#### YOUR INSTRUCTIONS
Tally the lines in these records that hold the string "JSON", and reply with the number alone.
____ RECORDS PROVIDED
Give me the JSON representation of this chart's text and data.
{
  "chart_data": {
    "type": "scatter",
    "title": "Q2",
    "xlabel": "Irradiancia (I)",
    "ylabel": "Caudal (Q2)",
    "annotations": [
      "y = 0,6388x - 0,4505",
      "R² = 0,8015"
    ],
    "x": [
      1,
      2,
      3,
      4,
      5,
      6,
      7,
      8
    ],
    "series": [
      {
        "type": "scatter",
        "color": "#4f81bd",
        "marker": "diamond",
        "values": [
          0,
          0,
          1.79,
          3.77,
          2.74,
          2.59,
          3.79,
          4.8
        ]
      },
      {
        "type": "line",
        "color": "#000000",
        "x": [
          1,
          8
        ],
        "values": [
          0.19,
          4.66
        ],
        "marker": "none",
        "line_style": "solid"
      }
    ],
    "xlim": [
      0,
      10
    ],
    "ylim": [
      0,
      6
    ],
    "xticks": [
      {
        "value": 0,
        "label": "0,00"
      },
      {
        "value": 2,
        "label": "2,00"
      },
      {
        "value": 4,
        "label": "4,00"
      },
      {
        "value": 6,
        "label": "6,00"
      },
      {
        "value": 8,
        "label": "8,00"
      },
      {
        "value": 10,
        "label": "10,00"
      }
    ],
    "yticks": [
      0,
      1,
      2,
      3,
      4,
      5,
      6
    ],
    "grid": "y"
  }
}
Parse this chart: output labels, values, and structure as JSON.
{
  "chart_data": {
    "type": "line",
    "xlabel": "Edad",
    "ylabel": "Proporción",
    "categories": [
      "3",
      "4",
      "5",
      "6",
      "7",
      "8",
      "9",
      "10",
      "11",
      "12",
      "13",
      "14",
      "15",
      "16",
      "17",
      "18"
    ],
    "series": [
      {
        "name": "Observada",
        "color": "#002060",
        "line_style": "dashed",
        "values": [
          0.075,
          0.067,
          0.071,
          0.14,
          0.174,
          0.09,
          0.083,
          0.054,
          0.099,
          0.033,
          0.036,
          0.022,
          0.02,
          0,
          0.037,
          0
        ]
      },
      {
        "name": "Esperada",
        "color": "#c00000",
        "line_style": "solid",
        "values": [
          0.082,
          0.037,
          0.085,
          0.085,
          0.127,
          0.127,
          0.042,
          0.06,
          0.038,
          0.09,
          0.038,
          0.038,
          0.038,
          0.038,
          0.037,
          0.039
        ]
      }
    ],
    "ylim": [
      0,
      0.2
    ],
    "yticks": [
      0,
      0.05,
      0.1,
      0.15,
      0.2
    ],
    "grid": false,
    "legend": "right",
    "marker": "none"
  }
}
________
#### WORKED SOLUTION
2